Data records
+---+
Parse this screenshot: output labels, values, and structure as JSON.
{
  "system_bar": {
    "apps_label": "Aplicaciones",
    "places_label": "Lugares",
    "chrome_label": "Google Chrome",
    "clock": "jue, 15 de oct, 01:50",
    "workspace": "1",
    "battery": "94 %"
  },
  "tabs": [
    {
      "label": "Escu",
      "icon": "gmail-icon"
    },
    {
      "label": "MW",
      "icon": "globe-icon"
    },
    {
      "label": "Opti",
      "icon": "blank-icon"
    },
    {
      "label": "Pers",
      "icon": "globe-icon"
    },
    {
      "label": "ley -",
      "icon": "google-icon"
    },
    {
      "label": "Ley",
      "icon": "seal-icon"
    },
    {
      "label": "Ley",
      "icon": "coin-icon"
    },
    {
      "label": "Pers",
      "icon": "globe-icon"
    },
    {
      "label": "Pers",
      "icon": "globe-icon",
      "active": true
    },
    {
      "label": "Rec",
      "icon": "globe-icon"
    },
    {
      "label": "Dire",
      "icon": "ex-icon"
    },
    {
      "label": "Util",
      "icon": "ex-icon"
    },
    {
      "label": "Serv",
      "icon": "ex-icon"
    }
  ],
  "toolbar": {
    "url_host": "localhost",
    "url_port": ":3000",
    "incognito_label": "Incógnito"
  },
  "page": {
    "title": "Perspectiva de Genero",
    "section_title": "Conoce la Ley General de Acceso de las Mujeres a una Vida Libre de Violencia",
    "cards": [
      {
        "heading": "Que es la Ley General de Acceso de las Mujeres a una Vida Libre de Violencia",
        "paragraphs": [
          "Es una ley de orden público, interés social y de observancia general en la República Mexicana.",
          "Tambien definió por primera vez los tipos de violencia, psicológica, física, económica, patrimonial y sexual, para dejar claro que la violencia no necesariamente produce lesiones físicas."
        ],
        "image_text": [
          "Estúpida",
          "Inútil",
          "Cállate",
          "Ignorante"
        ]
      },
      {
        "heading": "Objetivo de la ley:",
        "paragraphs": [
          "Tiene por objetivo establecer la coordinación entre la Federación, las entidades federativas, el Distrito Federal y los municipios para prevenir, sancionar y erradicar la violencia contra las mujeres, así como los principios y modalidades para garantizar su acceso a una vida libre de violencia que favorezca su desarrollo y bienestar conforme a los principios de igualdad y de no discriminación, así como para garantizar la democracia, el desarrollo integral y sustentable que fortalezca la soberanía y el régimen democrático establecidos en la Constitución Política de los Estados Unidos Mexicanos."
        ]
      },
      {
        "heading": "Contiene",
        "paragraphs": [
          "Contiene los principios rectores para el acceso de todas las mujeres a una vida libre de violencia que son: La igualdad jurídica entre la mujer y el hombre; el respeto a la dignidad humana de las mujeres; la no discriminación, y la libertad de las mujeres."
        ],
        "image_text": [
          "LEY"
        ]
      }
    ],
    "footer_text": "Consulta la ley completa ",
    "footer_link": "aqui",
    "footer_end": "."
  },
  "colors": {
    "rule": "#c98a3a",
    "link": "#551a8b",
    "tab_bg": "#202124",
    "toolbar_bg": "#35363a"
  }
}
+---+
EXERCISE OBJECTIVE:
Wherever "entre" shows up in a line, copy that line.

OUTPUT:
          "Tiene por objetivo establecer la coordinación entre la Federación, las entidades federativas, el Distrito Federal y los municipios para prevenir, sancionar y erradicar la violencia contra las mujeres, así como los principios y modalidades para garantizar su acceso a una vida libre de violencia que favorezca su desarrollo y bienestar conforme a los principios de igualdad y de no discriminación, así como para garantizar la democracia, el desarrollo integral y sustentable que fortalezca la soberanía y el régimen democrático establecidos en la Constitución Política de los Estados Unidos Mexicanos."
          "Contiene los principios rectores para el acceso de todas las mujeres a una vida libre de violencia que son: La igualdad jurídica entre la mujer y el hombre; el respeto a la dignidad humana de las mujeres; la no discriminación, y la libertad de las mujeres."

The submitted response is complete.